* START *

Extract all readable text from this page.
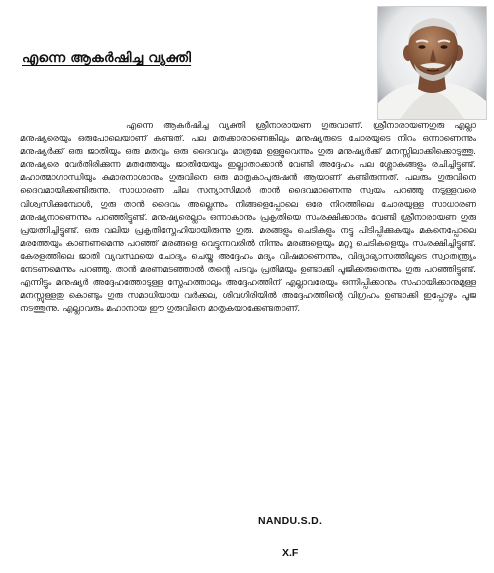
എന്നെ ആകർഷിച്ച വ്യക്തി

എന്നെ ആകർഷിച്ച വ്യക്തി ശ്രീനാരായണ ഗുരുവാണ്. ശ്രീനാരായണഗുരു എല്ലാ മനുഷ്യരെയും ഒരുപോലെയാണ് കണ്ടത്. പല മതക്കാരാണെങ്കിലും മനുഷ്യരുടെ ചോരയുടെ നിറം ഒന്നാണെന്നും മനുഷ്യർക്ക് ഒരു ജാതിയും ഒരു മതവും ഒരു ദൈവവും മാത്രമേ ഉള്ളുവെന്നും ഗുരു മനുഷ്യർക്ക് മനസ്സിലാക്കിക്കൊടുത്തു. മനുഷ്യരെ വേർതിരിക്കുന്ന മതത്തേയും ജാതിയേയും ഇല്ലാതാക്കാൻ വേണ്ടി അദ്ദേഹം പല ശ്ലോകങ്ങളും രചിച്ചിട്ടുണ്ട്. മഹാത്മാഗാന്ധിയും കുമാരനാശാനും ഗുരുവിനെ ഒരു മാതൃകാപുരുഷൻ ആയാണ് കണ്ടിരുന്നത്. പലരും ഗുരുവിനെ ദൈവമായിക്കണ്ടിരുന്നു. സാധാരണ ചില സന്യാസിമാർ താൻ ദൈവമാണെന്നു സ്വയം പറഞ്ഞു നടുള്ളവരെ വിശ്വസിക്കുമ്പോൾ, ഗുരു താൻ ദൈവം അല്ലെന്നും നിങ്ങളെപ്പോലെ ഒരേ നിറത്തിലെ ചോരയുള്ള സാധാരണ മനുഷ്യനാണെന്നും പറഞ്ഞിട്ടുണ്ട്. മനുഷ്യരെല്ലാം ഒന്നാകാനും പ്രകൃതിയെ സംരക്ഷിക്കാനും വേണ്ടി ശ്രീനാരായണ ഗുരു പ്രയത്നിച്ചിട്ടുണ്ട്. ഒരു വലിയ പ്രകൃതിസ്നേഹിയായിരുന്നു ഗുരു. മരങ്ങളും ചെടികളും നട്ടു പിടിപ്പിക്കുകയും മകനെപ്പോലെ മരത്തേയും കാണണമെന്നു പറഞ്ഞ് മരങ്ങളെ വെട്ടുന്നവരിൽ നിന്നും മരങ്ങളെയും മറ്റു ചെടികളെയും സംരക്ഷിച്ചിട്ടുണ്ട്. കേരളത്തിലെ ജാതി വ്യവസ്ഥയെ ചോദ്യം ചെയ്ത അദ്ദേഹം മദ്യം വിഷമാണെന്നും, വിദ്യാഭ്യാസത്തിലൂടെ സ്വാതന്ത്ര്യം നേടണമെന്നും പറഞ്ഞു. താൻ മരണമടഞ്ഞാൽ തന്റെ പടവും പ്രതിമയും ഉണ്ടാക്കി പൂജിക്കരുതെന്നും ഗുരു പറഞ്ഞിട്ടുണ്ട്. എന്നിട്ടും മനുഷ്യർ അദ്ദേഹത്തോടുള്ള സ്നേഹത്താലും അദ്ദേഹത്തിന് എല്ലാവരേയും ഒന്നിപ്പിക്കാനും സഹായിക്കാനുമുള്ള മനസ്സുള്ളതു കൊണ്ടും ഗുരു സമാധിയായ വർക്കല, ശിവഗിരിയിൽ അദ്ദേഹത്തിന്റെ വിഗ്രഹം ഉണ്ടാക്കി ഇപ്പോഴും പൂജ നടത്തുന്നു. എല്ലാവരും മഹാനായ ഈ ഗുരുവിനെ മാതൃകയാക്കേണ്ടതാണ്.

NANDU.S.D.
X.F
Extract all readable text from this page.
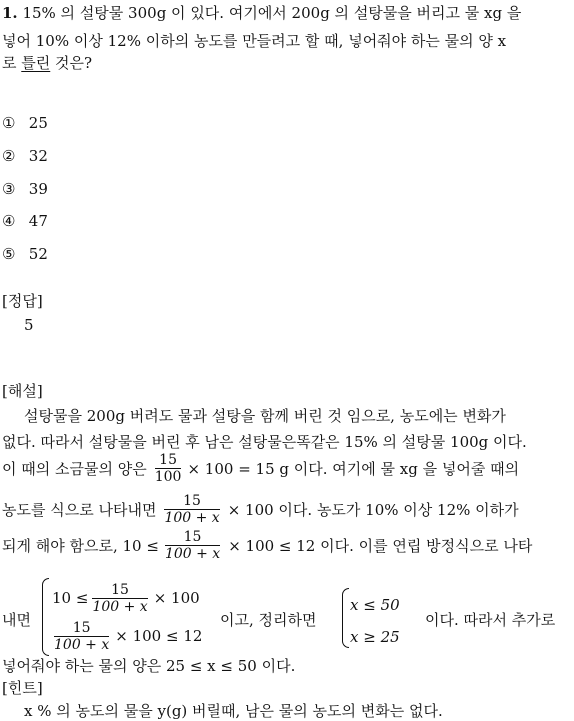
1. 15% 의 설탕물 300g 이 있다. 여기에서 200g 의 설탕물을 버리고 물 xg 을
넣어 10% 이상 12% 이하의 농도를 만들려고 할 때, 넣어줘야 하는 물의 양 x
로 틀린 것은?
① 25
② 32
③ 39
④ 47
⑤ 52
[정답]
5
[해설]
설탕물을 200g 버려도 물과 설탕을 함께 버린 것 임으로, 농도에는 변화가
없다. 따라서 설탕물을 버린 후 남은 설탕물은똑같은 15% 의 설탕물 100g 이다.
이 때의 소금물의 양은 $\frac{15}{100} \times 100 = 15$ g 이다. 여기에 물 xg 을 넣어줄 때의
농도를 식으로 나타내면 $\frac{15}{100 + x} \times 100$ 이다. 농도가 10% 이상 12% 이하가
되게 해야 함으로, $10 \le \frac{15}{100 + x} \times 100 \le 12$ 이다. 이를 연립 방정식으로 나타
내면
$10 \le \frac{15}{100 + x} \times 100$
$\frac{15}{100 + x} \times 100 \le 12$
이고, 정리하면
x ≤ 50
x ≥ 25
이다. 따라서 추가로
넣어줘야 하는 물의 양은 25 ≤ x ≤ 50 이다.
[힌트]
x % 의 농도의 물을 y(g) 버릴때, 남은 물의 농도의 변화는 없다.
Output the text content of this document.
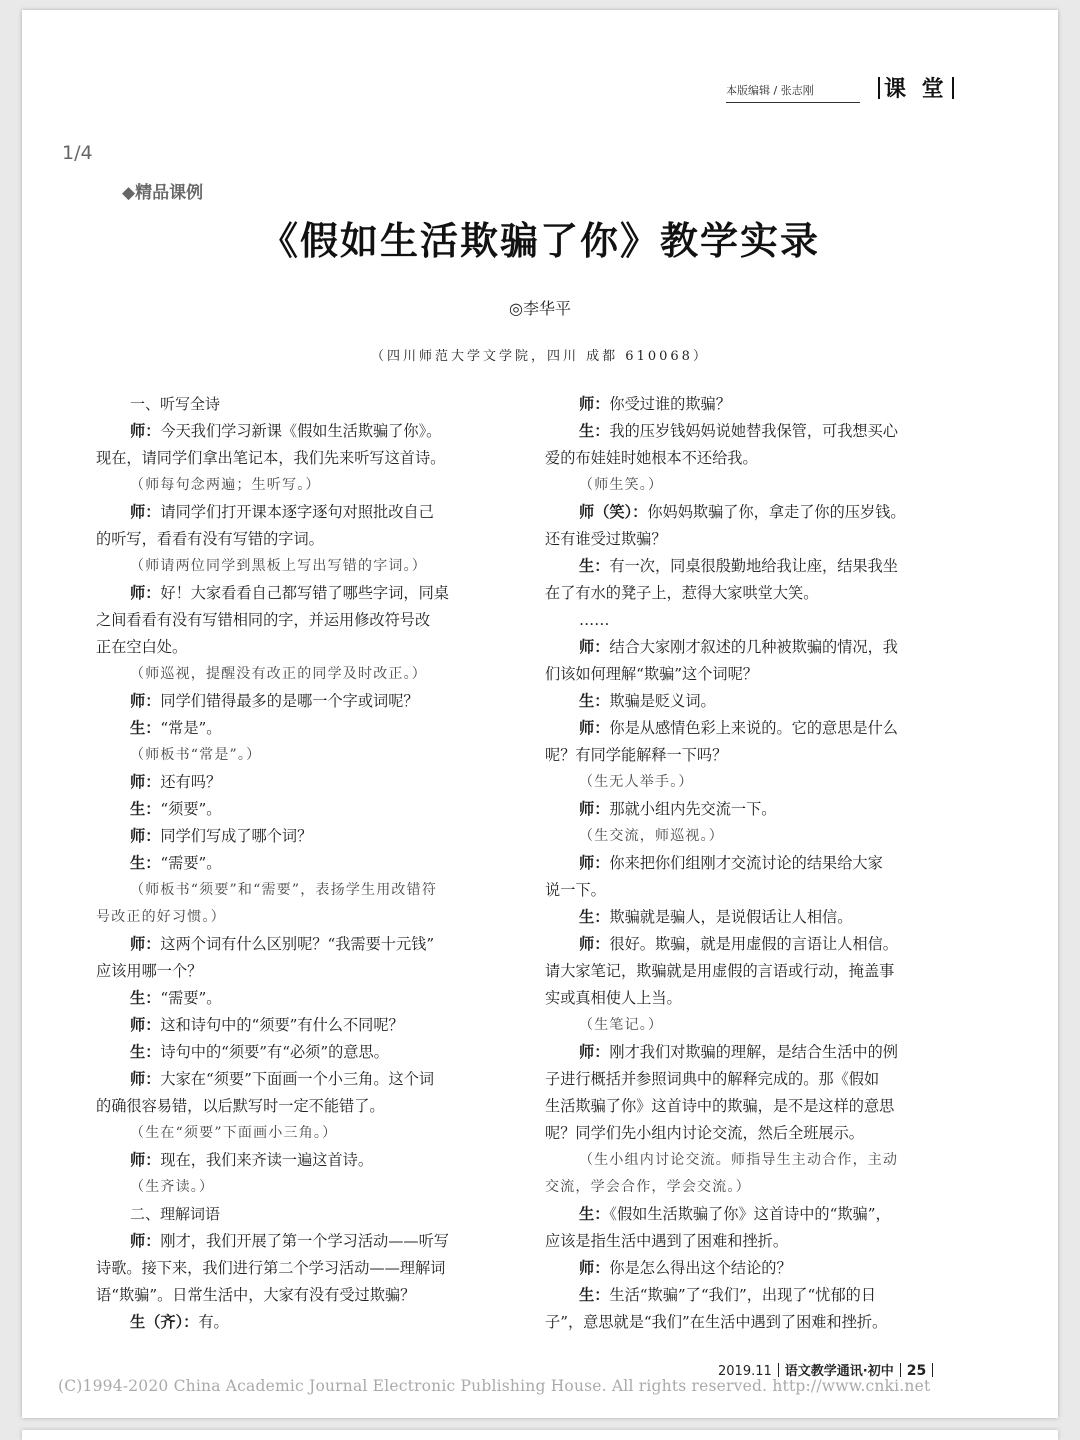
本版编辑 / 张志刚	课 堂
1/4
◆精品课例
《假如生活欺骗了你》教学实录
◎李华平
（四川师范大学文学院，四川 成都 610068）
一、听写全诗
师：今天我们学习新课《假如生活欺骗了你》。
现在，请同学们拿出笔记本，我们先来听写这首诗。
（师每句念两遍；生听写。）
师：请同学们打开课本逐字逐句对照批改自己
的听写，看看有没有写错的字词。
（师请两位同学到黑板上写出写错的字词。）
师：好！大家看看自己都写错了哪些字词，同桌
之间看看有没有写错相同的字，并运用修改符号改
正在空白处。
（师巡视，提醒没有改正的同学及时改正。）
师：同学们错得最多的是哪一个字或词呢？
生：“常是”。
（师板书“常是”。）
师：还有吗？
生：“须要”。
师：同学们写成了哪个词？
生：“需要”。
（师板书“须要”和“需要”，表扬学生用改错符
号改正的好习惯。）
师：这两个词有什么区别呢？“我需要十元钱”
应该用哪一个？
生：“需要”。
师：这和诗句中的“须要”有什么不同呢？
生：诗句中的“须要”有“必须”的意思。
师：大家在“须要”下面画一个小三角。这个词
的确很容易错，以后默写时一定不能错了。
（生在“须要”下面画小三角。）
师：现在，我们来齐读一遍这首诗。
（生齐读。）
二、理解词语
师：刚才，我们开展了第一个学习活动——听写
诗歌。接下来，我们进行第二个学习活动——理解词
语“欺骗”。日常生活中，大家有没有受过欺骗？
生（齐）：有。
师：你受过谁的欺骗？
生：我的压岁钱妈妈说她替我保管，可我想买心
爱的布娃娃时她根本不还给我。
（师生笑。）
师（笑）：你妈妈欺骗了你，拿走了你的压岁钱。
还有谁受过欺骗？
生：有一次，同桌很殷勤地给我让座，结果我坐
在了有水的凳子上，惹得大家哄堂大笑。
……
师：结合大家刚才叙述的几种被欺骗的情况，我
们该如何理解“欺骗”这个词呢？
生：欺骗是贬义词。
师：你是从感情色彩上来说的。它的意思是什么
呢？有同学能解释一下吗？
（生无人举手。）
师：那就小组内先交流一下。
（生交流，师巡视。）
师：你来把你们组刚才交流讨论的结果给大家
说一下。
生：欺骗就是骗人，是说假话让人相信。
师：很好。欺骗，就是用虚假的言语让人相信。
请大家笔记，欺骗就是用虚假的言语或行动，掩盖事
实或真相使人上当。
（生笔记。）
师：刚才我们对欺骗的理解，是结合生活中的例
子进行概括并参照词典中的解释完成的。那《假如
生活欺骗了你》这首诗中的欺骗，是不是这样的意思
呢？同学们先小组内讨论交流，然后全班展示。
（生小组内讨论交流。师指导生主动合作，主动
交流，学会合作，学会交流。）
生：《假如生活欺骗了你》这首诗中的“欺骗”，
应该是指生活中遇到了困难和挫折。
师：你是怎么得出这个结论的？
生：生活“欺骗”了“我们”，出现了“忧郁的日
子”，意思就是“我们”在生活中遇到了困难和挫折。
2019.11 语文教学通讯·初中 25
(C)1994-2020 China Academic Journal Electronic Publishing House. All rights reserved. http://www.cnki.net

* END *

Quote verbatim the final run of lines in the material above, from the line that contains "Output the text content of this document." through the very last line, excluding any pictures.

Output the text content of this document.
本版编辑 / 张志刚	课 堂
1/4
◆精品课例
《假如生活欺骗了你》教学实录
◎李华平
（四川师范大学文学院，四川 成都 610068）
一、听写全诗
师：今天我们学习新课《假如生活欺骗了你》。
现在，请同学们拿出笔记本，我们先来听写这首诗。
（师每句念两遍；生听写。）
师：请同学们打开课本逐字逐句对照批改自己
的听写，看看有没有写错的字词。
（师请两位同学到黑板上写出写错的字词。）
师：好！大家看看自己都写错了哪些字词，同桌
之间看看有没有写错相同的字，并运用修改符号改
正在空白处。
（师巡视，提醒没有改正的同学及时改正。）
师：同学们错得最多的是哪一个字或词呢？
生：“常是”。
（师板书“常是”。）
师：还有吗？
生：“须要”。
师：同学们写成了哪个词？
生：“需要”。
（师板书“须要”和“需要”，表扬学生用改错符
号改正的好习惯。）
师：这两个词有什么区别呢？“我需要十元钱”
应该用哪一个？
生：“需要”。
师：这和诗句中的“须要”有什么不同呢？
生：诗句中的“须要”有“必须”的意思。
师：大家在“须要”下面画一个小三角。这个词
的确很容易错，以后默写时一定不能错了。
（生在“须要”下面画小三角。）
师：现在，我们来齐读一遍这首诗。
（生齐读。）
二、理解词语
师：刚才，我们开展了第一个学习活动——听写
诗歌。接下来，我们进行第二个学习活动——理解词
语“欺骗”。日常生活中，大家有没有受过欺骗？
生（齐）：有。
师：你受过谁的欺骗？
生：我的压岁钱妈妈说她替我保管，可我想买心
爱的布娃娃时她根本不还给我。
（师生笑。）
师（笑）：你妈妈欺骗了你，拿走了你的压岁钱。
还有谁受过欺骗？
生：有一次，同桌很殷勤地给我让座，结果我坐
在了有水的凳子上，惹得大家哄堂大笑。
……
师：结合大家刚才叙述的几种被欺骗的情况，我
们该如何理解“欺骗”这个词呢？
生：欺骗是贬义词。
师：你是从感情色彩上来说的。它的意思是什么
呢？有同学能解释一下吗？
（生无人举手。）
师：那就小组内先交流一下。
（生交流，师巡视。）
师：你来把你们组刚才交流讨论的结果给大家
说一下。
生：欺骗就是骗人，是说假话让人相信。
师：很好。欺骗，就是用虚假的言语让人相信。
请大家笔记，欺骗就是用虚假的言语或行动，掩盖事
实或真相使人上当。
（生笔记。）
师：刚才我们对欺骗的理解，是结合生活中的例
子进行概括并参照词典中的解释完成的。那《假如
生活欺骗了你》这首诗中的欺骗，是不是这样的意思
呢？同学们先小组内讨论交流，然后全班展示。
（生小组内讨论交流。师指导生主动合作，主动
交流，学会合作，学会交流。）
生：《假如生活欺骗了你》这首诗中的“欺骗”，
应该是指生活中遇到了困难和挫折。
师：你是怎么得出这个结论的？
生：生活“欺骗”了“我们”，出现了“忧郁的日
子”，意思就是“我们”在生活中遇到了困难和挫折。
2019.11 语文教学通讯·初中 25
(C)1994-2020 China Academic Journal Electronic Publishing House. All rights reserved. http://www.cnki.net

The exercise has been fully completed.